▸ WHAT YOU WILL DO
Write out every line of the material exactly as it appears.

▸ RAW DATA
'''

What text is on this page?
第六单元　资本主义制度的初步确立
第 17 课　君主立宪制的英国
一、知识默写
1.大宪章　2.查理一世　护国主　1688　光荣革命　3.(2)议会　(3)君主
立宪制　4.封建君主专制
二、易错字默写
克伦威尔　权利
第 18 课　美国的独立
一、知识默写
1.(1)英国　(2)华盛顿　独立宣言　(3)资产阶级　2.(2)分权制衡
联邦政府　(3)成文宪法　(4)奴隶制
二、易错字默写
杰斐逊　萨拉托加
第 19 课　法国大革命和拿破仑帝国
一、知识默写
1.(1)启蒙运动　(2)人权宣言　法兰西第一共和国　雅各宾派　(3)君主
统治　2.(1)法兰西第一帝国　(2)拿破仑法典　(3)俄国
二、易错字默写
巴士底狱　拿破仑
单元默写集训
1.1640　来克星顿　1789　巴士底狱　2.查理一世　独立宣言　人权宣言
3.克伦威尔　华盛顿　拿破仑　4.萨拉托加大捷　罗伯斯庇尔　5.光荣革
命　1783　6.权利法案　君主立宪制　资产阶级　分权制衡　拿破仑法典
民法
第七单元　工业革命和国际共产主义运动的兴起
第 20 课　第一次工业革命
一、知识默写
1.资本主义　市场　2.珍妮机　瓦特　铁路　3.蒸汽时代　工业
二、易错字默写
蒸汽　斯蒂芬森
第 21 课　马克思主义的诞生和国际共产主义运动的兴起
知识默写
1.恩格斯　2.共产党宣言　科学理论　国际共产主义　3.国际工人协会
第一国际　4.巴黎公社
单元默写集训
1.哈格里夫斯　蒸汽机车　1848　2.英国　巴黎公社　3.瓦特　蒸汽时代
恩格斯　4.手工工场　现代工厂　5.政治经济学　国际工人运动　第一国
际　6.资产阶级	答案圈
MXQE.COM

'''

▸ THE RESULT
What text is on this page?
第六单元　资本主义制度的初步确立
第 17 课　君主立宪制的英国
一、知识默写
1.大宪章　2.查理一世　护国主　1688　光荣革命　3.(2)议会　(3)君主
立宪制　4.封建君主专制
二、易错字默写
克伦威尔　权利
第 18 课　美国的独立
一、知识默写
1.(1)英国　(2)华盛顿　独立宣言　(3)资产阶级　2.(2)分权制衡
联邦政府　(3)成文宪法　(4)奴隶制
二、易错字默写
杰斐逊　萨拉托加
第 19 课　法国大革命和拿破仑帝国
一、知识默写
1.(1)启蒙运动　(2)人权宣言　法兰西第一共和国　雅各宾派　(3)君主
统治　2.(1)法兰西第一帝国　(2)拿破仑法典　(3)俄国
二、易错字默写
巴士底狱　拿破仑
单元默写集训
1.1640　来克星顿　1789　巴士底狱　2.查理一世　独立宣言　人权宣言
3.克伦威尔　华盛顿　拿破仑　4.萨拉托加大捷　罗伯斯庇尔　5.光荣革
命　1783　6.权利法案　君主立宪制　资产阶级　分权制衡　拿破仑法典
民法
第七单元　工业革命和国际共产主义运动的兴起
第 20 课　第一次工业革命
一、知识默写
1.资本主义　市场　2.珍妮机　瓦特　铁路　3.蒸汽时代　工业
二、易错字默写
蒸汽　斯蒂芬森
第 21 课　马克思主义的诞生和国际共产主义运动的兴起
知识默写
1.恩格斯　2.共产党宣言　科学理论　国际共产主义　3.国际工人协会
第一国际　4.巴黎公社
单元默写集训
1.哈格里夫斯　蒸汽机车　1848　2.英国　巴黎公社　3.瓦特　蒸汽时代
恩格斯　4.手工工场　现代工厂　5.政治经济学　国际工人运动　第一国
际　6.资产阶级	答案圈
MXQE.COM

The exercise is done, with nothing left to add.